GIVEN TASK A: Print the lines from the rows verbatim, starting at the line that contains "calendar-weekday: M [366,130,381,143]" and stopping after the line that contains "calendar-day[interactable]: 12 [440,155,455,167]".

DOCUMENT TEXT:
Start
I’ve written quite a bit on the blog about the homework struggles with our eldest.
My youngest – who started maternelle (aka junior kindergarten – French school board) this year – has kind of flown under the radar.
Her first evaluation from the end of September looked like this:
For the non-French folk in the house “x”s on the left under the letter “A” means good. Skill acquired. “X”s in the middle mean the skill is en route to being acquired. “X”s in that last column are bad. It means your kid can’t do it.
So in brief, this report was a huge relief. My youngest had all the skills my eldest has struggled with since even before kindergarten. It gives me hope we aren’t in for the homework hell we met in First Grade with my eldest and are still diligently, daily, sometimes weepingly slogging through in Second Grade.
My youngest can handle a crayon, recognizes her name, can count to 18 in French (50 in my opinion, but whatever), can dress herself and takes care of her stuff. And she’s well en route to being able to wait her turn to talk, adapting to her new school environment, learning the routines and reciting prayer.
That one x on the right? Not a huge surprise.
She doesn’t yet speak French at school.
We knew that.
Since this update in September, I think she has already started to improve on that front.
As a quick reminder, dad’s French and I’m English. She understands French completely, but aside from counting, speaking it has been pretty sparse to date (oui, merci, bonjour, non + smatterings of Grace and the national anthem).
It’s not too surprising. Until September, her daycare was English. I speak fluent French, but I’m English. Her in town Grandparents are the English ones. The world around her basically operates in English.
There’s a lovely French expression that roughly translates as follows:
You catch English.
You learn French.
I will disagree with that as we get to the finer points of the language. But broadly speaking? It holds true.
English is everywhere. Even in bilingual Ottawa, English is the clear default and you have to make an effort to find French stuff.
My eldest now speaks French, so I know my youngest will get there.
That said, we got a note home from school on Thursday letting us know that they evaluated how many letters she recognized. I think we need a song in honour of this moment. I apologize that I couldn’t find one in French:
Yup! Letter “O”. That’s it. Not even the first letter of her name (which for the record, she routinely points out at home, but again – whatever!).
End
GIVEN DATA:
Start
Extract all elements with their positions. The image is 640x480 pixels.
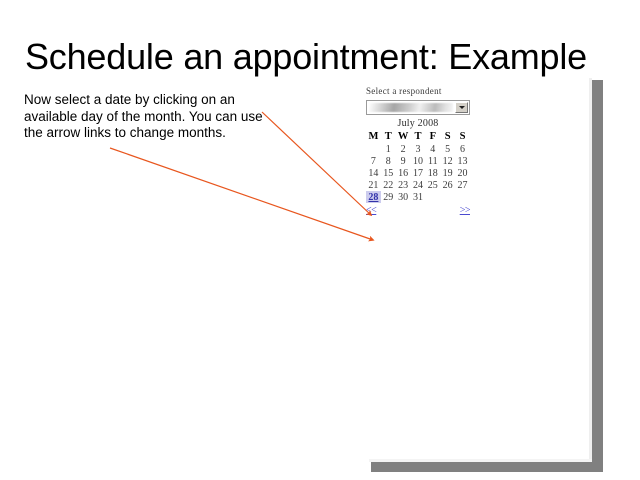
calendar-weekday: M [366,130,381,143]
calendar-day[interactable]: 22 [381,179,396,191]
calendar-week-row: 123456 [366,143,470,155]
calendar-body: 1234567891011121314151617181920212223242… [366,143,470,203]
calendar-day[interactable]: 20 [455,167,470,179]
slide-shadow-right [592,80,603,465]
calendar-day[interactable]: 25 [425,179,440,191]
calendar-day[interactable]: 31 [411,191,426,203]
respondent-label: Select a respondent [366,86,486,96]
calendar-day[interactable]: 10 [411,155,426,167]
calendar-weekday: W [396,130,411,143]
calendar-day[interactable]: 11 [425,155,440,167]
calendar-day-empty [366,143,381,155]
calendar-day[interactable]: 2 [396,143,411,155]
calendar-day[interactable]: 4 [425,143,440,155]
calendar-weekday-row: M T W T F S S [366,130,470,143]
slide-shadow-bottom [371,462,603,472]
calendar-day[interactable]: 27 [455,179,470,191]
calendar-day-link[interactable]: 28 [368,192,378,203]
calendar-day[interactable]: 17 [411,167,426,179]
calendar-table: M T W T F S S 12345678910111213141516171… [366,130,470,203]
calendar-weekday: S [440,130,455,143]
calendar-day[interactable]: 8 [381,155,396,167]
chevron-down-icon[interactable] [455,102,468,113]
calendar-day-selected[interactable]: 28 [366,191,381,203]
calendar-day[interactable]: 6 [455,143,470,155]
calendar-month-title: July 2008 [366,118,470,129]
page-title: Schedule an appointment: Example [0,36,612,78]
calendar-day-empty [425,191,440,203]
calendar-day-empty [440,191,455,203]
calendar-day[interactable]: 5 [440,143,455,155]
calendar-weekday: F [425,130,440,143]
calendar-prev-month-link[interactable]: << [366,205,376,216]
calendar-day[interactable]: 18 [425,167,440,179]
calendar-day[interactable]: 9 [396,155,411,167]
calendar-day[interactable]: 3 [411,143,426,155]
calendar-day[interactable]: 26 [440,179,455,191]
calendar-day[interactable]: 16 [396,167,411,179]
calendar-week-row: 28293031 [366,191,470,203]
calendar-day[interactable]: 12 [440,155,455,167]
calendar-day-empty [455,191,470,203]
calendar-widget: Select a respondent July 2008 M T W T F … [366,86,486,216]
respondent-select[interactable] [366,100,470,115]
calendar-week-row: 78910111213 [366,155,470,167]
calendar-day[interactable]: 7 [366,155,381,167]
calendar-day[interactable]: 14 [366,167,381,179]
calendar-day[interactable]: 21 [366,179,381,191]
calendar-day[interactable]: 13 [455,155,470,167]
calendar-week-row: 14151617181920 [366,167,470,179]
arrow-to-month-links [110,148,373,240]
calendar-day[interactable]: 24 [411,179,426,191]
respondent-select-value [369,103,453,112]
calendar-day[interactable]: 23 [396,179,411,191]
calendar-day[interactable]: 19 [440,167,455,179]
calendar-day[interactable]: 30 [396,191,411,203]
calendar-weekday: T [411,130,426,143]
calendar-weekday: T [381,130,396,143]
calendar-day[interactable]: 15 [381,167,396,179]
calendar-nav: << >> [366,205,470,216]
calendar-day[interactable]: 1 [381,143,396,155]
calendar-week-row: 21222324252627 [366,179,470,191]
instruction-text: Now select a date by clicking on an avai… [24,92,272,142]
calendar-weekday: S [455,130,470,143]
calendar-next-month-link[interactable]: >> [460,205,470,216]
arrow-to-date-grid [262,112,371,215]
calendar-day[interactable]: 29 [381,191,396,203]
End
GIVEN TASK B:
Answer these questions from the post about the kindergarten evaluation:
(i) According to the evaluation, to what number can the youngest count in French?
(ii) In what language was her daycare until September?
(iii) Which letter did she recognize when the school evaluated her letters?

CORRECT ANSWER A:
calendar-weekday: M [366,130,381,143]
calendar-day[interactable]: 22 [381,179,396,191]
calendar-week-row: 123456 [366,143,470,155]
calendar-body: 1234567891011121314151617181920212223242… [366,143,470,203]
calendar-day[interactable]: 20 [455,167,470,179]
slide-shadow-right [592,80,603,465]
calendar-day[interactable]: 25 [425,179,440,191]
calendar-day[interactable]: 31 [411,191,426,203]
respondent-label: Select a respondent [366,86,486,96]
calendar-day[interactable]: 10 [411,155,426,167]
calendar-weekday: W [396,130,411,143]
calendar-day[interactable]: 11 [425,155,440,167]
calendar-day-empty [366,143,381,155]
calendar-day[interactable]: 2 [396,143,411,155]
calendar-day[interactable]: 4 [425,143,440,155]
calendar-weekday-row: M T W T F S S [366,130,470,143]
slide-shadow-bottom [371,462,603,472]
calendar-day[interactable]: 27 [455,179,470,191]
calendar-day-link[interactable]: 28 [368,192,378,203]
calendar-day[interactable]: 17 [411,167,426,179]
calendar-table: M T W T F S S 12345678910111213141516171… [366,130,470,203]
calendar-weekday: S [440,130,455,143]
calendar-day[interactable]: 8 [381,155,396,167]
chevron-down-icon[interactable] [455,102,468,113]
calendar-day-selected[interactable]: 28 [366,191,381,203]
calendar-day[interactable]: 6 [455,143,470,155]
calendar-month-title: July 2008 [366,118,470,129]
page-title: Schedule an appointment: Example [0,36,612,78]
calendar-day-empty [425,191,440,203]
calendar-day-empty [440,191,455,203]
calendar-day[interactable]: 5 [440,143,455,155]
calendar-weekday: F [425,130,440,143]
calendar-prev-month-link[interactable]: << [366,205,376,216]
calendar-day[interactable]: 18 [425,167,440,179]
calendar-day[interactable]: 9 [396,155,411,167]
calendar-day[interactable]: 3 [411,143,426,155]
calendar-day[interactable]: 26 [440,179,455,191]
calendar-day[interactable]: 16 [396,167,411,179]
calendar-week-row: 28293031 [366,191,470,203]
calendar-day[interactable]: 12 [440,155,455,167]

CORRECT ANSWER B:
(i) 18
(ii) English
(iii) The letter "O"